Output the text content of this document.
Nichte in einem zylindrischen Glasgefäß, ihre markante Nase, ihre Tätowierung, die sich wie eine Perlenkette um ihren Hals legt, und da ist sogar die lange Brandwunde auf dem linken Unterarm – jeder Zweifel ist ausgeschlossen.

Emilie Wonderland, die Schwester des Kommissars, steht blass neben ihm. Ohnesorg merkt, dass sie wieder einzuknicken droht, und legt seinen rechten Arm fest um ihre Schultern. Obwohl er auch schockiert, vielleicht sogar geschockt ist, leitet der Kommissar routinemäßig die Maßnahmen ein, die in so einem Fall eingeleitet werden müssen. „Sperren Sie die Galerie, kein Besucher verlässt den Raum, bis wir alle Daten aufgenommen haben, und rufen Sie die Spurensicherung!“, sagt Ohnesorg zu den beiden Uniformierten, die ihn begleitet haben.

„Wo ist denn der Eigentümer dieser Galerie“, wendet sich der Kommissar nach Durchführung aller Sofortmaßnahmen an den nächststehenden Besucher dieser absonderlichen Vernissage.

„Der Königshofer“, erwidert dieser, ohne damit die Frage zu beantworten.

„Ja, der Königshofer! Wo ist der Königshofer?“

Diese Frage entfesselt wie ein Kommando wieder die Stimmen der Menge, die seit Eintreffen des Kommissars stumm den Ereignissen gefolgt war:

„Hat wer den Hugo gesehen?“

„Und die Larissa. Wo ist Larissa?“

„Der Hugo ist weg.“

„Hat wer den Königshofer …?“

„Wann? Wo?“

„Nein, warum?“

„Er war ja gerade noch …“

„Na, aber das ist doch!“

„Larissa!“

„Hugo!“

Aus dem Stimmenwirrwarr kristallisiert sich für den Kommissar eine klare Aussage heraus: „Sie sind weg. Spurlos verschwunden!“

> _Your task_
Copy out each entry precisely. Leave nothing out.

> _Answer section_
Output the text content of this document.
Nichte in einem zylindrischen Glasgefäß, ihre markante Nase, ihre Tätowierung, die sich wie eine Perlenkette um ihren Hals legt, und da ist sogar die lange Brandwunde auf dem linken Unterarm – jeder Zweifel ist ausgeschlossen.

Emilie Wonderland, die Schwester des Kommissars, steht blass neben ihm. Ohnesorg merkt, dass sie wieder einzuknicken droht, und legt seinen rechten Arm fest um ihre Schultern. Obwohl er auch schockiert, vielleicht sogar geschockt ist, leitet der Kommissar routinemäßig die Maßnahmen ein, die in so einem Fall eingeleitet werden müssen. „Sperren Sie die Galerie, kein Besucher verlässt den Raum, bis wir alle Daten aufgenommen haben, und rufen Sie die Spurensicherung!“, sagt Ohnesorg zu den beiden Uniformierten, die ihn begleitet haben.

„Wo ist denn der Eigentümer dieser Galerie“, wendet sich der Kommissar nach Durchführung aller Sofortmaßnahmen an den nächststehenden Besucher dieser absonderlichen Vernissage.

„Der Königshofer“, erwidert dieser, ohne damit die Frage zu beantworten.

„Ja, der Königshofer! Wo ist der Königshofer?“

Diese Frage entfesselt wie ein Kommando wieder die Stimmen der Menge, die seit Eintreffen des Kommissars stumm den Ereignissen gefolgt war:

„Hat wer den Hugo gesehen?“

„Und die Larissa. Wo ist Larissa?“

„Der Hugo ist weg.“

„Hat wer den Königshofer …?“

„Wann? Wo?“

„Nein, warum?“

„Er war ja gerade noch …“

„Na, aber das ist doch!“

„Larissa!“

„Hugo!“

Aus dem Stimmenwirrwarr kristallisiert sich für den Kommissar eine klare Aussage heraus: „Sie sind weg. Spurlos verschwunden!“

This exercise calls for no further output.